Listed records:
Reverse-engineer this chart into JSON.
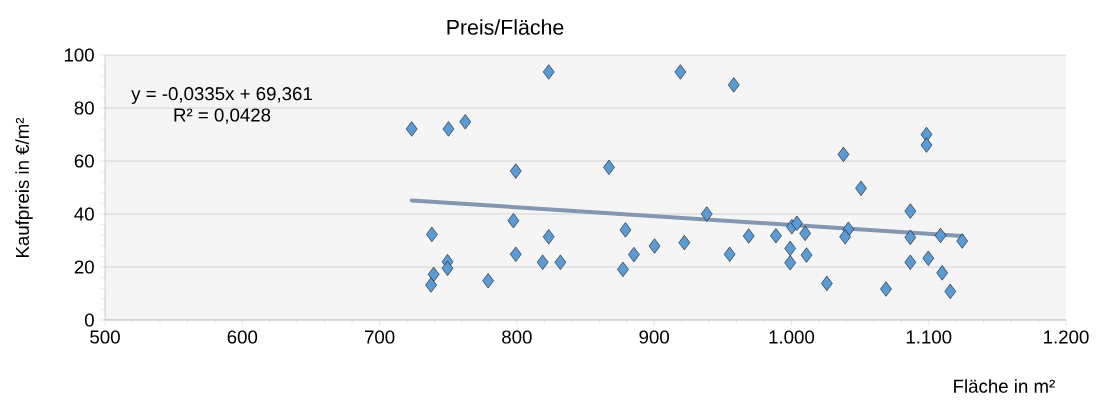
{
  "chart_data": {
    "type": "scatter",
    "title": "Preis/Fläche",
    "xlabel": "Fläche in m²",
    "ylabel": "Kaufpreis in €/m²",
    "annotations": [
      "y = -0,0335x + 69,361",
      "R² = 0,0428"
    ],
    "xlim": [
      500,
      1200
    ],
    "ylim": [
      0,
      100
    ],
    "xticks": [
      500,
      600,
      700,
      800,
      900,
      {
        "value": 1000,
        "label": "1.000"
      },
      {
        "value": 1100,
        "label": "1.100"
      },
      {
        "value": 1200,
        "label": "1.200"
      }
    ],
    "yticks": [
      0,
      20,
      40,
      60,
      80,
      100
    ],
    "grid": "y",
    "marker": "diamond",
    "series": [
      {
        "color": "#5b9bd5",
        "x": [
          723.4,
          750.2,
          762.4,
          823.2,
          919.1,
          958,
          799.2,
          867.1,
          738.1,
          797.5,
          823.2,
          879.1,
          938.3,
          922,
          968.9,
          749.5,
          749.5,
          739.4,
          737.5,
          779.1,
          799.2,
          818.8,
          831.7,
          877.3,
          885.3,
          900.3,
          955,
          1098.4,
          1098.4,
          1037.9,
          1050.7,
          1086.6,
          988.7,
          1000.3,
          1004,
          1010,
          999.1,
          999.1,
          1011,
          1025.8,
          1041.5,
          1039.1,
          1068.9,
          1086.6,
          1086.6,
          1099.7,
          1108.6,
          1109.8,
          1115.7,
          1124.4
        ],
        "values": [
          72.1,
          72.1,
          74.8,
          93.6,
          93.6,
          88.7,
          56.2,
          57.6,
          32.3,
          37.5,
          31.4,
          34,
          40,
          29.2,
          31.7,
          22,
          19.5,
          17.2,
          13.2,
          14.8,
          24.8,
          21.8,
          21.8,
          19.1,
          24.7,
          27.9,
          24.8,
          70,
          66,
          62.5,
          49.7,
          41.1,
          31.8,
          35.2,
          36.5,
          32.7,
          27,
          21.6,
          24.5,
          13.8,
          34.2,
          31.4,
          11.7,
          31.2,
          21.8,
          23.3,
          31.9,
          17.8,
          10.8,
          29.8
        ]
      },
      {
        "type": "line",
        "color": "#8497b0",
        "marker": "none",
        "x": [
          723.4,
          1124.4
        ],
        "values": [
          45.1,
          31.7
        ]
      }
    ]
  }
}
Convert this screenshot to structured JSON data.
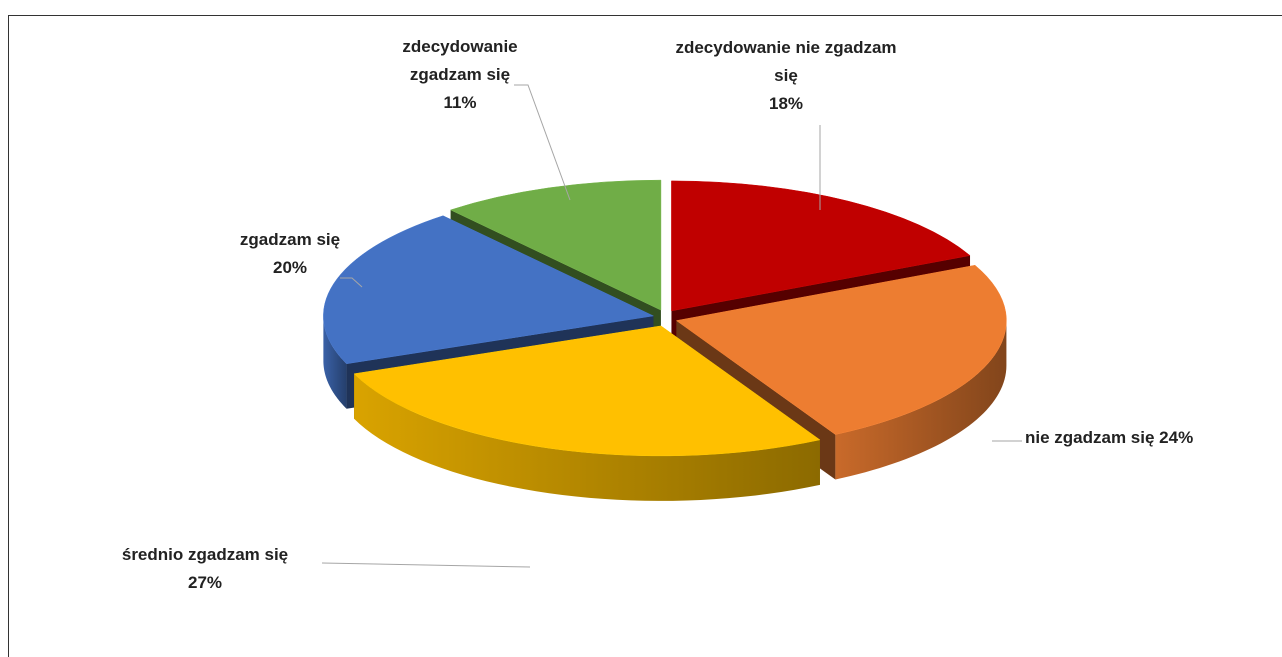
{
  "chart_data": {
    "type": "pie",
    "categories": [
      "zdecydowanie nie zgadzam się",
      "nie zgadzam się",
      "średnio zgadzam się",
      "zgadzam się",
      "zdecydowanie zgadzam się"
    ],
    "values": [
      18,
      24,
      27,
      20,
      11
    ],
    "value_labels": [
      "18%",
      "24%",
      "27%",
      "20%",
      "11%"
    ],
    "colors": [
      "#c00000",
      "#ed7d31",
      "#ffc000",
      "#4472c4",
      "#70ad47"
    ]
  }
}
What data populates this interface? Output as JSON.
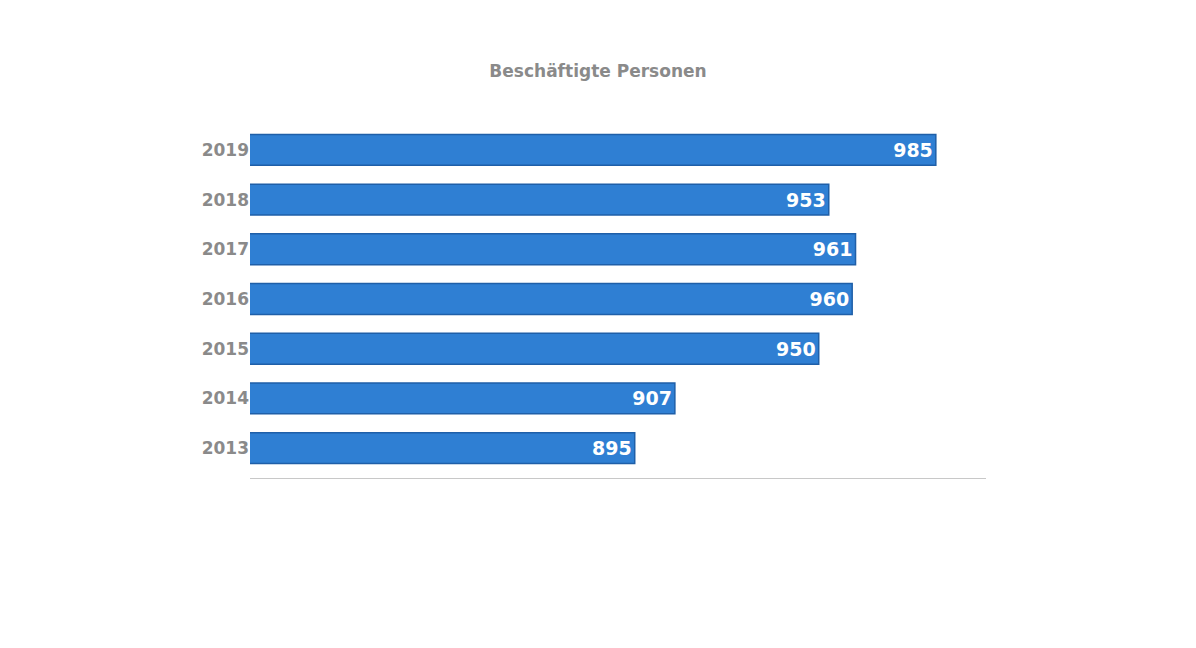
{
  "chart_data": {
    "type": "bar",
    "orientation": "horizontal",
    "title": "Beschäftigte Personen",
    "categories": [
      "2013",
      "2014",
      "2015",
      "2016",
      "2017",
      "2018",
      "2019"
    ],
    "values": [
      895,
      907,
      950,
      960,
      961,
      953,
      985
    ],
    "color": "#2f7fd3",
    "xlim": [
      780,
      1000
    ],
    "data_labels": true,
    "tick_labels": "y",
    "grid": false
  }
}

Your instructions: Pictures are left out; print exactly the lines from the one holding "What data populates" through the last line of the listing above, both included.

Completed task:
What data populates this interface? Output as JSON.
{
  "chart_data": {
    "type": "bar",
    "orientation": "horizontal",
    "title": "Beschäftigte Personen",
    "categories": [
      "2013",
      "2014",
      "2015",
      "2016",
      "2017",
      "2018",
      "2019"
    ],
    "values": [
      895,
      907,
      950,
      960,
      961,
      953,
      985
    ],
    "color": "#2f7fd3",
    "xlim": [
      780,
      1000
    ],
    "data_labels": true,
    "tick_labels": "y",
    "grid": false
  }
}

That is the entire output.